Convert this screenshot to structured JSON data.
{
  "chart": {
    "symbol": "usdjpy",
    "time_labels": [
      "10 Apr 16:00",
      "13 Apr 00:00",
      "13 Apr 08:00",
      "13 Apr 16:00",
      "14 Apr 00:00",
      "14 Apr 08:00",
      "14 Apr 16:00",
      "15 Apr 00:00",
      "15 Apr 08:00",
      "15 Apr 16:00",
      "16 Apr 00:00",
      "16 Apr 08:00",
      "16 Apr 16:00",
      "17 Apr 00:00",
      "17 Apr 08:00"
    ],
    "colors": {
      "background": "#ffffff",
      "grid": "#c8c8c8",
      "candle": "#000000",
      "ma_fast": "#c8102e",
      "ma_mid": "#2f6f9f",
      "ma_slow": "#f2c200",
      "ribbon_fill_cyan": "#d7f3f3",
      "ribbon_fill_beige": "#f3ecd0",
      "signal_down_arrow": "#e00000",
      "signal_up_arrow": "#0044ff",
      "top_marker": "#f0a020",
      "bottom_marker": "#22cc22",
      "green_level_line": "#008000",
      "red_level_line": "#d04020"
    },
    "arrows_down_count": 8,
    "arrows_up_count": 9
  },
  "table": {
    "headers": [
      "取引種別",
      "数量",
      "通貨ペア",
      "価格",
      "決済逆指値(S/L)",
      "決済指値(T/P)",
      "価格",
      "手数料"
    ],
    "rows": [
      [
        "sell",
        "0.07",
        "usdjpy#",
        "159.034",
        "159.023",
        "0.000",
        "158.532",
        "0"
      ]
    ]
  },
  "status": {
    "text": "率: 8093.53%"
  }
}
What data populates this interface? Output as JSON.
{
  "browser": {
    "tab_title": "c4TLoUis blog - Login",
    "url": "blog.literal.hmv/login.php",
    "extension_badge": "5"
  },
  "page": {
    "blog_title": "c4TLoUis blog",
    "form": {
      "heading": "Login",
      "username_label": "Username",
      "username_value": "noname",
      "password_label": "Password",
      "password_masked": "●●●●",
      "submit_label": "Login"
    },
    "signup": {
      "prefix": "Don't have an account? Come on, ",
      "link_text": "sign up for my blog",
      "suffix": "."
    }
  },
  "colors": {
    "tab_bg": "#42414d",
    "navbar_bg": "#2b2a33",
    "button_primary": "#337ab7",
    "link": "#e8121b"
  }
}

##############################

_Set problem_
In the entries above, identify every line with the word "data". Copy those lines.

_Reply_
Convert this screenshot to structured JSON data.
What data populates this interface? Output as JSON.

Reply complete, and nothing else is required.